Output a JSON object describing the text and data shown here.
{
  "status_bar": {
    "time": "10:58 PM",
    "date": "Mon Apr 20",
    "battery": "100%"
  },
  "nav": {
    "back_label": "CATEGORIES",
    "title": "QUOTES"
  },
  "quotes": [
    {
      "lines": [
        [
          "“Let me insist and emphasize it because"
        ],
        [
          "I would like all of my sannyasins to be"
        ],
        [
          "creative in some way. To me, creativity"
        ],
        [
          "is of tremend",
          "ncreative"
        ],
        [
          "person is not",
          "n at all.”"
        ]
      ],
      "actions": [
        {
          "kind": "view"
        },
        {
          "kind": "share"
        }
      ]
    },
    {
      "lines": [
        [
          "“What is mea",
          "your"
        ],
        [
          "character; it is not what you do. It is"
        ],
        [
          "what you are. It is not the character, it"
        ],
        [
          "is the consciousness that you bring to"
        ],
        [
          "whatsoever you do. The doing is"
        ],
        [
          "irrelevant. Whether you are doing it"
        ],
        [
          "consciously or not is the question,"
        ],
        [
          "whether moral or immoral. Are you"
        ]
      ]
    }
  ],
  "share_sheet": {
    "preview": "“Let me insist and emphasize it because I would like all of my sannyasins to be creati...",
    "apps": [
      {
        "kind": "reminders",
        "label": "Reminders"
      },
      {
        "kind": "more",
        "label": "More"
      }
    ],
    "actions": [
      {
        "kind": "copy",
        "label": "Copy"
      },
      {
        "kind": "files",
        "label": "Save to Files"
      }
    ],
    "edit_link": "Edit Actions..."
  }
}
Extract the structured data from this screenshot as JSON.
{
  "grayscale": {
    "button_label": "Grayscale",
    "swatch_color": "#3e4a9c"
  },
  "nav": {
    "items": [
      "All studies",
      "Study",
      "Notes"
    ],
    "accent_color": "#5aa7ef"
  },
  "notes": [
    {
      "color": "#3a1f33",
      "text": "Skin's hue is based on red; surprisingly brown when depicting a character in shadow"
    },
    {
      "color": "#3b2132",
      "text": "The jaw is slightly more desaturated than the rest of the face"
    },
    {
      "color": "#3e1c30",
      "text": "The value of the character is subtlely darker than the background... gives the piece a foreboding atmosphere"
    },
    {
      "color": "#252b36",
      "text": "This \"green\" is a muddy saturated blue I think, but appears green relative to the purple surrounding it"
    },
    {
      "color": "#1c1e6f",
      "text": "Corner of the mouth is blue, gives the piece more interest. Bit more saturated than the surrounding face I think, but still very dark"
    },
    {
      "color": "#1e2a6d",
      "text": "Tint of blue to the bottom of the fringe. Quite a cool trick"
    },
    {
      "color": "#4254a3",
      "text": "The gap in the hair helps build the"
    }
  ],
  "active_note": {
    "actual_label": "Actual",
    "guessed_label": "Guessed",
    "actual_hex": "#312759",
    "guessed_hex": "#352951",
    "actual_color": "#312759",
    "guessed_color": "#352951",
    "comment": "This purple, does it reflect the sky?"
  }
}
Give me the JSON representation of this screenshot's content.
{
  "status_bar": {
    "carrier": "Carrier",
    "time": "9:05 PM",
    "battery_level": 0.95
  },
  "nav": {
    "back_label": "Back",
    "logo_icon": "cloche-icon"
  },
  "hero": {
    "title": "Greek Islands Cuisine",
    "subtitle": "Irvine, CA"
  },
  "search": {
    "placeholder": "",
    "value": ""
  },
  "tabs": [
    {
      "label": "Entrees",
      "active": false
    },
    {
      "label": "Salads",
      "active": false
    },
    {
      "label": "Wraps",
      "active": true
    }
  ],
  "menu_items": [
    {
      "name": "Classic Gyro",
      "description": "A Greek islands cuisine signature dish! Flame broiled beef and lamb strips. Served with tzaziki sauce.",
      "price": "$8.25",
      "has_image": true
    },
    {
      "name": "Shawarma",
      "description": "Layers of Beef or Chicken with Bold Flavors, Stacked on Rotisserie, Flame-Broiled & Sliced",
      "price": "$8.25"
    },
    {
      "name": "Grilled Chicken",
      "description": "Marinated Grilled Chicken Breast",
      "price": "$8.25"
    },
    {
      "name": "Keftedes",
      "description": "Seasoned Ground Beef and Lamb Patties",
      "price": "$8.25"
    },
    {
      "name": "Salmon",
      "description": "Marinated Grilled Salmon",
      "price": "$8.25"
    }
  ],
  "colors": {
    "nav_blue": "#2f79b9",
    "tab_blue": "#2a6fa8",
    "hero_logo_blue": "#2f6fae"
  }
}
____________________
§ GOAL
Repeat every entry exactly as written above.

§ RESPONSE TO THE TASK
Output a JSON object describing the text and data shown here.
{
  "status_bar": {
    "time": "10:58 PM",
    "date": "Mon Apr 20",
    "battery": "100%"
  },
  "nav": {
    "back_label": "CATEGORIES",
    "title": "QUOTES"
  },
  "quotes": [
    {
      "lines": [
        [
          "“Let me insist and emphasize it because"
        ],
        [
          "I would like all of my sannyasins to be"
        ],
        [
          "creative in some way. To me, creativity"
        ],
        [
          "is of tremend",
          "ncreative"
        ],
        [
          "person is not",
          "n at all.”"
        ]
      ],
      "actions": [
        {
          "kind": "view"
        },
        {
          "kind": "share"
        }
      ]
    },
    {
      "lines": [
        [
          "“What is mea",
          "your"
        ],
        [
          "character; it is not what you do. It is"
        ],
        [
          "what you are. It is not the character, it"
        ],
        [
          "is the consciousness that you bring to"
        ],
        [
          "whatsoever you do. The doing is"
        ],
        [
          "irrelevant. Whether you are doing it"
        ],
        [
          "consciously or not is the question,"
        ],
        [
          "whether moral or immoral. Are you"
        ]
      ]
    }
  ],
  "share_sheet": {
    "preview": "“Let me insist and emphasize it because I would like all of my sannyasins to be creati...",
    "apps": [
      {
        "kind": "reminders",
        "label": "Reminders"
      },
      {
        "kind": "more",
        "label": "More"
      }
    ],
    "actions": [
      {
        "kind": "copy",
        "label": "Copy"
      },
      {
        "kind": "files",
        "label": "Save to Files"
      }
    ],
    "edit_link": "Edit Actions..."
  }
}
Extract the structured data from this screenshot as JSON.
{
  "grayscale": {
    "button_label": "Grayscale",
    "swatch_color": "#3e4a9c"
  },
  "nav": {
    "items": [
      "All studies",
      "Study",
      "Notes"
    ],
    "accent_color": "#5aa7ef"
  },
  "notes": [
    {
      "color": "#3a1f33",
      "text": "Skin's hue is based on red; surprisingly brown when depicting a character in shadow"
    },
    {
      "color": "#3b2132",
      "text": "The jaw is slightly more desaturated than the rest of the face"
    },
    {
      "color": "#3e1c30",
      "text": "The value of the character is subtlely darker than the background... gives the piece a foreboding atmosphere"
    },
    {
      "color": "#252b36",
      "text": "This \"green\" is a muddy saturated blue I think, but appears green relative to the purple surrounding it"
    },
    {
      "color": "#1c1e6f",
      "text": "Corner of the mouth is blue, gives the piece more interest. Bit more saturated than the surrounding face I think, but still very dark"
    },
    {
      "color": "#1e2a6d",
      "text": "Tint of blue to the bottom of the fringe. Quite a cool trick"
    },
    {
      "color": "#4254a3",
      "text": "The gap in the hair helps build the"
    }
  ],
  "active_note": {
    "actual_label": "Actual",
    "guessed_label": "Guessed",
    "actual_hex": "#312759",
    "guessed_hex": "#352951",
    "actual_color": "#312759",
    "guessed_color": "#352951",
    "comment": "This purple, does it reflect the sky?"
  }
}
Give me the JSON representation of this screenshot's content.
{
  "status_bar": {
    "carrier": "Carrier",
    "time": "9:05 PM",
    "battery_level": 0.95
  },
  "nav": {
    "back_label": "Back",
    "logo_icon": "cloche-icon"
  },
  "hero": {
    "title": "Greek Islands Cuisine",
    "subtitle": "Irvine, CA"
  },
  "search": {
    "placeholder": "",
    "value": ""
  },
  "tabs": [
    {
      "label": "Entrees",
      "active": false
    },
    {
      "label": "Salads",
      "active": false
    },
    {
      "label": "Wraps",
      "active": true
    }
  ],
  "menu_items": [
    {
      "name": "Classic Gyro",
      "description": "A Greek islands cuisine signature dish! Flame broiled beef and lamb strips. Served with tzaziki sauce.",
      "price": "$8.25",
      "has_image": true
    },
    {
      "name": "Shawarma",
      "description": "Layers of Beef or Chicken with Bold Flavors, Stacked on Rotisserie, Flame-Broiled & Sliced",
      "price": "$8.25"
    },
    {
      "name": "Grilled Chicken",
      "description": "Marinated Grilled Chicken Breast",
      "price": "$8.25"
    },
    {
      "name": "Keftedes",
      "description": "Seasoned Ground Beef and Lamb Patties",
      "price": "$8.25"
    },
    {
      "name": "Salmon",
      "description": "Marinated Grilled Salmon",
      "price": "$8.25"
    }
  ],
  "colors": {
    "nav_blue": "#2f79b9",
    "tab_blue": "#2a6fa8",
    "hero_logo_blue": "#2f6fae"
  }
}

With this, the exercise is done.